▸ EXERCISE DETAILS
Repeat the records below exactly, leaving out any pictures.

## START EXERCISE INPUT

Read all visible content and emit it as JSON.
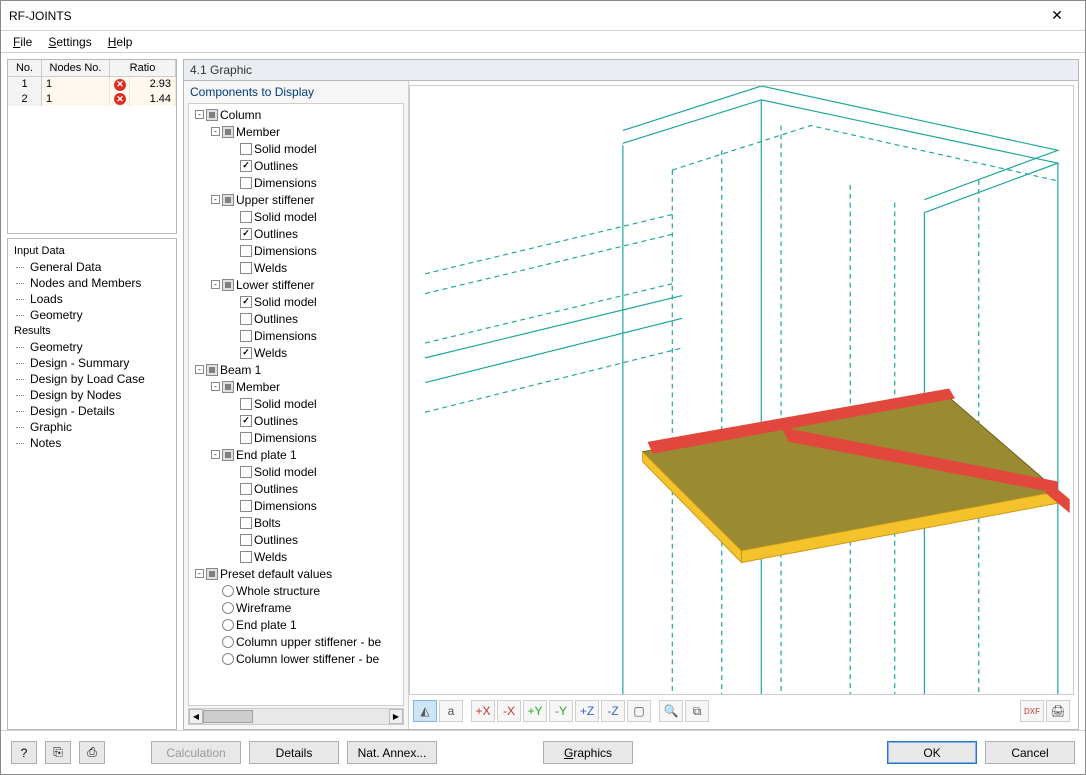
{
  "title": "RF-JOINTS",
  "menus": {
    "file": "File",
    "settings": "Settings",
    "help": "Help"
  },
  "grid": {
    "head": {
      "no": "No.",
      "nodes": "Nodes No.",
      "ratio": "Ratio"
    },
    "rows": [
      {
        "no": "1",
        "nodes": "1",
        "ratio": "2.93"
      },
      {
        "no": "2",
        "nodes": "1",
        "ratio": "1.44"
      }
    ]
  },
  "nav": {
    "input_head": "Input Data",
    "results_head": "Results",
    "input": [
      "General Data",
      "Nodes and Members",
      "Loads",
      "Geometry"
    ],
    "results": [
      "Geometry",
      "Design - Summary",
      "Design by Load Case",
      "Design by Nodes",
      "Design - Details",
      "Graphic",
      "Notes"
    ]
  },
  "right_head": "4.1 Graphic",
  "tree_head": "Components to Display",
  "tree": {
    "column": "Column",
    "beam1": "Beam 1",
    "member": "Member",
    "upper_stiffener": "Upper stiffener",
    "lower_stiffener": "Lower stiffener",
    "end_plate_1": "End plate 1",
    "solid_model": "Solid model",
    "outlines": "Outlines",
    "dimensions": "Dimensions",
    "welds": "Welds",
    "bolts": "Bolts",
    "preset": "Preset default values",
    "whole_structure": "Whole structure",
    "wireframe": "Wireframe",
    "col_upper": "Column upper stiffener - be",
    "col_lower": "Column lower stiffener - be"
  },
  "toolbar_icons": {
    "iso": "◢",
    "dim": "a",
    "xp": "+X",
    "xm": "-X",
    "yp": "+Y",
    "ym": "-Y",
    "zp": "+Z",
    "zm": "-Z",
    "box": "▢",
    "zoom": "🔍",
    "layers": "⧉",
    "dxf": "DXF",
    "print": "🖨"
  },
  "buttons": {
    "help": "?",
    "calc": "Calculation",
    "details": "Details",
    "annex": "Nat. Annex...",
    "graphics": "Graphics",
    "ok": "OK",
    "cancel": "Cancel"
  }
}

## END EXERCISE INPUT

▸ ANSWER TO THIS EXERCISE
Read all visible content and emit it as JSON.
{
  "title": "RF-JOINTS",
  "menus": {
    "file": "File",
    "settings": "Settings",
    "help": "Help"
  },
  "grid": {
    "head": {
      "no": "No.",
      "nodes": "Nodes No.",
      "ratio": "Ratio"
    },
    "rows": [
      {
        "no": "1",
        "nodes": "1",
        "ratio": "2.93"
      },
      {
        "no": "2",
        "nodes": "1",
        "ratio": "1.44"
      }
    ]
  },
  "nav": {
    "input_head": "Input Data",
    "results_head": "Results",
    "input": [
      "General Data",
      "Nodes and Members",
      "Loads",
      "Geometry"
    ],
    "results": [
      "Geometry",
      "Design - Summary",
      "Design by Load Case",
      "Design by Nodes",
      "Design - Details",
      "Graphic",
      "Notes"
    ]
  },
  "right_head": "4.1 Graphic",
  "tree_head": "Components to Display",
  "tree": {
    "column": "Column",
    "beam1": "Beam 1",
    "member": "Member",
    "upper_stiffener": "Upper stiffener",
    "lower_stiffener": "Lower stiffener",
    "end_plate_1": "End plate 1",
    "solid_model": "Solid model",
    "outlines": "Outlines",
    "dimensions": "Dimensions",
    "welds": "Welds",
    "bolts": "Bolts",
    "preset": "Preset default values",
    "whole_structure": "Whole structure",
    "wireframe": "Wireframe",
    "col_upper": "Column upper stiffener - be",
    "col_lower": "Column lower stiffener - be"
  },
  "toolbar_icons": {
    "iso": "◢",
    "dim": "a",
    "xp": "+X",
    "xm": "-X",
    "yp": "+Y",
    "ym": "-Y",
    "zp": "+Z",
    "zm": "-Z",
    "box": "▢",
    "zoom": "🔍",
    "layers": "⧉",
    "dxf": "DXF",
    "print": "🖨"
  },
  "buttons": {
    "help": "?",
    "calc": "Calculation",
    "details": "Details",
    "annex": "Nat. Annex...",
    "graphics": "Graphics",
    "ok": "OK",
    "cancel": "Cancel"
  }
}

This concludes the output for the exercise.